→ Stated problem
Of the lines in the entries below, state how many hold the word "Onsemi". Say nothing else.

### Records for this task ###

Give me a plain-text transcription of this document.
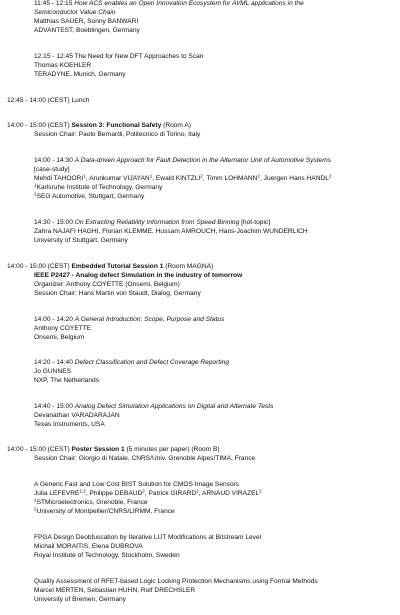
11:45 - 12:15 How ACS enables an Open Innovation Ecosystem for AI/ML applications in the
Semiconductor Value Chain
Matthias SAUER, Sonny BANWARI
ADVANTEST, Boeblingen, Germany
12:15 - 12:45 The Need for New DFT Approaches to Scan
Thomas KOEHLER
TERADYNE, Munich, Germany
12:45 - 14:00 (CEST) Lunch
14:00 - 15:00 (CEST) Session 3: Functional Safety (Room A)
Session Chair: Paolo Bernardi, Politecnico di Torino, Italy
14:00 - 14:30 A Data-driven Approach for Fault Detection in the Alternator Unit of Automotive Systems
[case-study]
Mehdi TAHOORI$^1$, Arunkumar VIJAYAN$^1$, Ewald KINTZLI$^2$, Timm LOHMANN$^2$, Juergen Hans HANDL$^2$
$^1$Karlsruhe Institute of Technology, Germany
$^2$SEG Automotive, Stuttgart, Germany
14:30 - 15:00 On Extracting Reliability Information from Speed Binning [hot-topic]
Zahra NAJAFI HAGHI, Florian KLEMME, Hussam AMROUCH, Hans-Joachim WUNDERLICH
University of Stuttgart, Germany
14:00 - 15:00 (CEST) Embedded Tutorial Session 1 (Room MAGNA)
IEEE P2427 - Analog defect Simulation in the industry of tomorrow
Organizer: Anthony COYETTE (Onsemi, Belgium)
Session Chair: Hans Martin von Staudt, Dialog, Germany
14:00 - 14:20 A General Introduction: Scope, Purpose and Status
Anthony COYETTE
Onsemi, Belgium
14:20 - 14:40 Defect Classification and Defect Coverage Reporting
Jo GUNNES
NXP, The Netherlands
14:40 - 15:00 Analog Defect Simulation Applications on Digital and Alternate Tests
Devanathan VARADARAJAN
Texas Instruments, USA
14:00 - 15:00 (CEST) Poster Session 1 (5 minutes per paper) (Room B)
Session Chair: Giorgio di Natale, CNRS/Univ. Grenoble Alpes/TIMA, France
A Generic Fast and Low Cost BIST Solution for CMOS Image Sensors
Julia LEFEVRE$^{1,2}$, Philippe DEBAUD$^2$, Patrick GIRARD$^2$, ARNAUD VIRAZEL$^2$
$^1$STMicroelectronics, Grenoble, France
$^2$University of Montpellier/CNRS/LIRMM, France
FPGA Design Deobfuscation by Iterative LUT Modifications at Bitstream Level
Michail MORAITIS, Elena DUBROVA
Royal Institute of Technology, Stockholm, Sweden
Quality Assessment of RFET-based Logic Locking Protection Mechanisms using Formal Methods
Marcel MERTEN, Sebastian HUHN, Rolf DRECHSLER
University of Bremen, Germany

###

→ Task response
2